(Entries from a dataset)
-------------------------
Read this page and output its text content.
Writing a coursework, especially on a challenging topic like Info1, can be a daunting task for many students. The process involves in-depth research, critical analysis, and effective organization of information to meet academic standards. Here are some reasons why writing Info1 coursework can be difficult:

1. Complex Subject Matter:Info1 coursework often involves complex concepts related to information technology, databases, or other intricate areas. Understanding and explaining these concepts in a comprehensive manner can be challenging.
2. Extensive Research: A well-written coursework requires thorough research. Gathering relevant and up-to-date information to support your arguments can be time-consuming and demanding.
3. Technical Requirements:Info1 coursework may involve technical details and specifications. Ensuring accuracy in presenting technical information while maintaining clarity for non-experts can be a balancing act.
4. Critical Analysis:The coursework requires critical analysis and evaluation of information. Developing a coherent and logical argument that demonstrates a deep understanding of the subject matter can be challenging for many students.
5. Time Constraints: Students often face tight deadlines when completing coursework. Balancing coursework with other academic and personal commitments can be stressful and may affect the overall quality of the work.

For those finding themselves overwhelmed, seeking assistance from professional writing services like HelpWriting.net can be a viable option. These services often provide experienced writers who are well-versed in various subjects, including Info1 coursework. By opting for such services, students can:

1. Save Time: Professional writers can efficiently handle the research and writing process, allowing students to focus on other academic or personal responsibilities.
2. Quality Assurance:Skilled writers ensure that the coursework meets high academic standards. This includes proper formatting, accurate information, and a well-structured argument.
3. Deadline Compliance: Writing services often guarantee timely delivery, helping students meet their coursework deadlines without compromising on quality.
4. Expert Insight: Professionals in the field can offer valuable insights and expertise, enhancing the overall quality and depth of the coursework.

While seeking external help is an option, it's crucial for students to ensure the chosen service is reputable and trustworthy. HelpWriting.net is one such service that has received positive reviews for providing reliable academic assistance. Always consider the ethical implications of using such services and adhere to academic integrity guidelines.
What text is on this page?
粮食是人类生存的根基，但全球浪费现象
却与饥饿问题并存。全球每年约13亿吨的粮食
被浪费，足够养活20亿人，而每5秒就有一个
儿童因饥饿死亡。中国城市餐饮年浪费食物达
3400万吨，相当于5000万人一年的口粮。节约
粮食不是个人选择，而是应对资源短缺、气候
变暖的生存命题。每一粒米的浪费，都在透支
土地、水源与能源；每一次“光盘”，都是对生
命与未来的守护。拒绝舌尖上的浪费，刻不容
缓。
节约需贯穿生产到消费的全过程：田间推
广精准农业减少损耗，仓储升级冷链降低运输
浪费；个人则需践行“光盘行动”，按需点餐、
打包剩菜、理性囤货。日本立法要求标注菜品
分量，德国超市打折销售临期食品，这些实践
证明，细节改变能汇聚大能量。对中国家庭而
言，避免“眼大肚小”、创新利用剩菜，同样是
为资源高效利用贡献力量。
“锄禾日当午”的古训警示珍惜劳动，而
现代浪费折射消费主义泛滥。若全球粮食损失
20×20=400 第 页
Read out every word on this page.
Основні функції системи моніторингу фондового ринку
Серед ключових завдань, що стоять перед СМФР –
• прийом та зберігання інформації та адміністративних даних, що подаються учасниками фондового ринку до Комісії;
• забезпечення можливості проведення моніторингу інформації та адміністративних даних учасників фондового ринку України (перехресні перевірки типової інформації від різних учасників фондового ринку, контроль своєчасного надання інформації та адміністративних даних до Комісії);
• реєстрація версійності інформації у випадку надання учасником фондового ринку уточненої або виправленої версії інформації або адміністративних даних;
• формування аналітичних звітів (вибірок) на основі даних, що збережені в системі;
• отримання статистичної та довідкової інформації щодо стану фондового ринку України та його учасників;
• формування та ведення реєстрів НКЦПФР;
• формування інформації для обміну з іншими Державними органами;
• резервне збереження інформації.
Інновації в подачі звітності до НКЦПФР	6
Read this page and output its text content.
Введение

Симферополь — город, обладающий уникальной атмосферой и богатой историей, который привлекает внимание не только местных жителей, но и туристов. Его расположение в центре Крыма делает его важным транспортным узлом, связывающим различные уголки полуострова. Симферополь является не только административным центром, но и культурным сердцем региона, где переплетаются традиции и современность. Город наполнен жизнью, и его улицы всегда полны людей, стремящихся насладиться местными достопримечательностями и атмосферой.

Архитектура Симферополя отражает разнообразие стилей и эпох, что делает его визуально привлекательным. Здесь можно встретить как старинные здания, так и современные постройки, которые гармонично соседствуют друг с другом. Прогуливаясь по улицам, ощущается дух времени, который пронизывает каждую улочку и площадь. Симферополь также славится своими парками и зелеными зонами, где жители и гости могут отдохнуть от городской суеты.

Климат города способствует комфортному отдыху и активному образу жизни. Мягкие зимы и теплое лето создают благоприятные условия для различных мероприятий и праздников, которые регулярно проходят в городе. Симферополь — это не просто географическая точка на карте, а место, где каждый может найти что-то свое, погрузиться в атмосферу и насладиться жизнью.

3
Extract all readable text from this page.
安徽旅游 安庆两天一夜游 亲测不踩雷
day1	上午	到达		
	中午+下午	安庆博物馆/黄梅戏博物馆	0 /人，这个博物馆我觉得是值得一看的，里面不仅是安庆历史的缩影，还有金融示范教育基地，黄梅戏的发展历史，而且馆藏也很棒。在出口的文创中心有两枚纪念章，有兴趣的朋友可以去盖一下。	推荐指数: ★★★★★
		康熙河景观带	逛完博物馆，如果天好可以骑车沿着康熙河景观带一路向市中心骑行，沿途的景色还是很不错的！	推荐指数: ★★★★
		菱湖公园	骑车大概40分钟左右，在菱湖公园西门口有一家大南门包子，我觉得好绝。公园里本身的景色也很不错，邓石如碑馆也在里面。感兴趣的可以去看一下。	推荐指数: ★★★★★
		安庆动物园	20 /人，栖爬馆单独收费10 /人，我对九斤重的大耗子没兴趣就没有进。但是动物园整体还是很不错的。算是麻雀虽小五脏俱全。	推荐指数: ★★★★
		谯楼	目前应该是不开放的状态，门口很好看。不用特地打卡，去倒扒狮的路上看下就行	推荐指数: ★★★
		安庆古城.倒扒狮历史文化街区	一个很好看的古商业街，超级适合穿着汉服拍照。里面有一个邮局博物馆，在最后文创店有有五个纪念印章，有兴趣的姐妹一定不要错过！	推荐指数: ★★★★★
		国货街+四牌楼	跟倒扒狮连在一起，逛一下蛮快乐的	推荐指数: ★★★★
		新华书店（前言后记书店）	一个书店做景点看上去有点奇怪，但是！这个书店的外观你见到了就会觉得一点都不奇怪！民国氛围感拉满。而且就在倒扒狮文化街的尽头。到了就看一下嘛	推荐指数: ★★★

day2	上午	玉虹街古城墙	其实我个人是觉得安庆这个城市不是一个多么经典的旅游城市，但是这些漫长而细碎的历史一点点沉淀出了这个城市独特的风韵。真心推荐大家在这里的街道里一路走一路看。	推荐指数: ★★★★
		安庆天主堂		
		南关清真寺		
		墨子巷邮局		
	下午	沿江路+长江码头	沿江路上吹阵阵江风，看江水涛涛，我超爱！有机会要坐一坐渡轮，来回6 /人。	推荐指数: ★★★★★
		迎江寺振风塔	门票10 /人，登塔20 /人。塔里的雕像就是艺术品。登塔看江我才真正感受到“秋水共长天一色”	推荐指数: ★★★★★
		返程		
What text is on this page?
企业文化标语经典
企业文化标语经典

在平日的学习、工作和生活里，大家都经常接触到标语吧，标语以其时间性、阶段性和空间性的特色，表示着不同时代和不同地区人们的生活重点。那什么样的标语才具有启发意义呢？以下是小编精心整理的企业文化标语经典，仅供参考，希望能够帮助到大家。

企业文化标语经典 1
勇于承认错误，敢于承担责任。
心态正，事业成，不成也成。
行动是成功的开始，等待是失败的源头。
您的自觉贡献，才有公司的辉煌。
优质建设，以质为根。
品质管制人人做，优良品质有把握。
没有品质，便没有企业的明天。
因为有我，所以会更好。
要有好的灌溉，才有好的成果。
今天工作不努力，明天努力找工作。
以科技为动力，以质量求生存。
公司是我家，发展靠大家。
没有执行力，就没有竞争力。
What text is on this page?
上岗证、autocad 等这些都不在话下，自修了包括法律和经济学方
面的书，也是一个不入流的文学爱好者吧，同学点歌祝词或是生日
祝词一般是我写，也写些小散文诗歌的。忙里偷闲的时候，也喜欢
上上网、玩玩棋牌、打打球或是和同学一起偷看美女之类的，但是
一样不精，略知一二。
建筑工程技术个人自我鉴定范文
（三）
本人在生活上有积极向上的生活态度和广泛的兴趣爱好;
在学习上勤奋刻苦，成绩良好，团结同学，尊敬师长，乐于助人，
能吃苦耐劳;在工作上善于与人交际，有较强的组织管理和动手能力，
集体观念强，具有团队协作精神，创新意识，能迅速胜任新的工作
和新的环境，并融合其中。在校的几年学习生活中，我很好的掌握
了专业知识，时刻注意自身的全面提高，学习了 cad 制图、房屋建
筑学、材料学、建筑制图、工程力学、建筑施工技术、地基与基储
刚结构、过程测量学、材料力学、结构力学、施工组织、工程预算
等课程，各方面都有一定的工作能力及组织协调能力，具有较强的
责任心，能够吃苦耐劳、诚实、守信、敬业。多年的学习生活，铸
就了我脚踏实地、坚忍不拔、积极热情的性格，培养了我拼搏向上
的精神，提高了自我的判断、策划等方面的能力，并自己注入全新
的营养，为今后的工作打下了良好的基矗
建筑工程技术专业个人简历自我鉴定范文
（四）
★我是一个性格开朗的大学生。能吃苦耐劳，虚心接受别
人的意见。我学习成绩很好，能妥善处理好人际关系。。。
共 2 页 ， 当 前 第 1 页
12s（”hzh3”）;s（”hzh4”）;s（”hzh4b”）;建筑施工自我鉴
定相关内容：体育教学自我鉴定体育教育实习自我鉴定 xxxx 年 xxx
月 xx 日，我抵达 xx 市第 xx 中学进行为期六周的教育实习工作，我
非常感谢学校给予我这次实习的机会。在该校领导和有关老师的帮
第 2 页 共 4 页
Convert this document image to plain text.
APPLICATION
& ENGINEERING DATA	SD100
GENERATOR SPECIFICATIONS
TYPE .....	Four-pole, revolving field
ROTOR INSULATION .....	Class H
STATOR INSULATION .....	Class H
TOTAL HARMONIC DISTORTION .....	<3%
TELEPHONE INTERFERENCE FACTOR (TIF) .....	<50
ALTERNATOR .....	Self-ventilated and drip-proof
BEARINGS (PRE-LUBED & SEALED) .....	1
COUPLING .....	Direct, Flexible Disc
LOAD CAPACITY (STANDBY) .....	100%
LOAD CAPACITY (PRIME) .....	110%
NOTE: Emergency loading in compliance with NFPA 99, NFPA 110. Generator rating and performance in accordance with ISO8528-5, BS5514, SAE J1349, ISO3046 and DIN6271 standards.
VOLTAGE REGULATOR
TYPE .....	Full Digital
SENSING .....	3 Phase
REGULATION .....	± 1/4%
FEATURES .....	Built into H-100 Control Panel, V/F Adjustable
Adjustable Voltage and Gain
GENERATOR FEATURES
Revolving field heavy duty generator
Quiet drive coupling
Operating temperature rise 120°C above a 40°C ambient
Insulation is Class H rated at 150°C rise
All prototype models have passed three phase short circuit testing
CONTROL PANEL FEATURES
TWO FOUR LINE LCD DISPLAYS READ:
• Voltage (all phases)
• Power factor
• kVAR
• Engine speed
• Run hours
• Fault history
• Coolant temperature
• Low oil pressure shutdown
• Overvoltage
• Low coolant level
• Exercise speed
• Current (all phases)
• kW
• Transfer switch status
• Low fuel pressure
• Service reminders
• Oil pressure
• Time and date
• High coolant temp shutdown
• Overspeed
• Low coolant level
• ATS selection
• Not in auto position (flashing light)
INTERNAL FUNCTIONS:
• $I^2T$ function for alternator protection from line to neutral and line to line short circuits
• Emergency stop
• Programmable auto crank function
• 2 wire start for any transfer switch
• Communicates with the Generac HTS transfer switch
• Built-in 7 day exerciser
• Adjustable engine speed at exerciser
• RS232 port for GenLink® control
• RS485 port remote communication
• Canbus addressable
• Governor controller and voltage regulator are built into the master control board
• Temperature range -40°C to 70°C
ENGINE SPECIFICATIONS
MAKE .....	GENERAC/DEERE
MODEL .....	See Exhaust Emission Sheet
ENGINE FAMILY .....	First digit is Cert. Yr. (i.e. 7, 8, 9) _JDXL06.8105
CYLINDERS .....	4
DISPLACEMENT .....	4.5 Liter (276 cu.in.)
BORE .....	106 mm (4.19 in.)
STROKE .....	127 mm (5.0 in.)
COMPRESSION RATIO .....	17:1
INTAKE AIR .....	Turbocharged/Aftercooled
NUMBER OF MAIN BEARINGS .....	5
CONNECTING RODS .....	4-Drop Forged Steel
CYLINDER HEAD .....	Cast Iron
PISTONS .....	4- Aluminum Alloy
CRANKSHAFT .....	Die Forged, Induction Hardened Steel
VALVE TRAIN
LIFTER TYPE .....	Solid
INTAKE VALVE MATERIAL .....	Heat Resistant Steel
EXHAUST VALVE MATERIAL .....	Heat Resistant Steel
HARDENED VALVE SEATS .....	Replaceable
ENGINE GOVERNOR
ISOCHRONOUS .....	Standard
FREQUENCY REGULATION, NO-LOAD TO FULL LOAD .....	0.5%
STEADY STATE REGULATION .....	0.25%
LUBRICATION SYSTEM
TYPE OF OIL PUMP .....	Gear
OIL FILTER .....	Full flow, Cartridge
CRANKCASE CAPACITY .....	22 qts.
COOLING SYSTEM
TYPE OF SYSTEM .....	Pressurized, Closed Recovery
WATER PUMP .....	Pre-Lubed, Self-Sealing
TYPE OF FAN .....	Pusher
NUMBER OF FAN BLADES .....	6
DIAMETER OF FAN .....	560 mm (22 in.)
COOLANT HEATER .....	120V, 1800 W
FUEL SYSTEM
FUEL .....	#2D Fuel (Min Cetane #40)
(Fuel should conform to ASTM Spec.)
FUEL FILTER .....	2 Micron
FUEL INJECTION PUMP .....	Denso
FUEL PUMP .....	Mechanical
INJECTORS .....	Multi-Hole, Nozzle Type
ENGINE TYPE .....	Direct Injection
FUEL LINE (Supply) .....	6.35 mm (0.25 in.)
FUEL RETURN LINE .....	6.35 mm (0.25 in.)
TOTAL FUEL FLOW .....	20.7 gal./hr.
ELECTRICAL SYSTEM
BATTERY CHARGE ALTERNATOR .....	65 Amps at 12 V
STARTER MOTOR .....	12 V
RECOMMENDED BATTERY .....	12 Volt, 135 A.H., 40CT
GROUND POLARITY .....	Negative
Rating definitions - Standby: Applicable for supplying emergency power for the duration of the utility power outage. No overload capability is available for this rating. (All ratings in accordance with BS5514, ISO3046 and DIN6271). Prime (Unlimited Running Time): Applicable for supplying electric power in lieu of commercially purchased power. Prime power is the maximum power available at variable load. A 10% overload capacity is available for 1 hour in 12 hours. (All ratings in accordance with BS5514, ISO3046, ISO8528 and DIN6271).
-------------------------
Look through the records and gather each line with the word "research".

Writing a coursework, especially on a challenging topic like Info1, can be a daunting task for many students. The process involves in-depth research, critical analysis, and effective organization of information to meet academic standards. Here are some reasons why writing Info1 coursework can be difficult:
2. Extensive Research: A well-written coursework requires thorough research. Gathering relevant and up-to-date information to support your arguments can be time-consuming and demanding.
1. Save Time: Professional writers can efficiently handle the research and writing process, allowing students to focus on other academic or personal responsibilities.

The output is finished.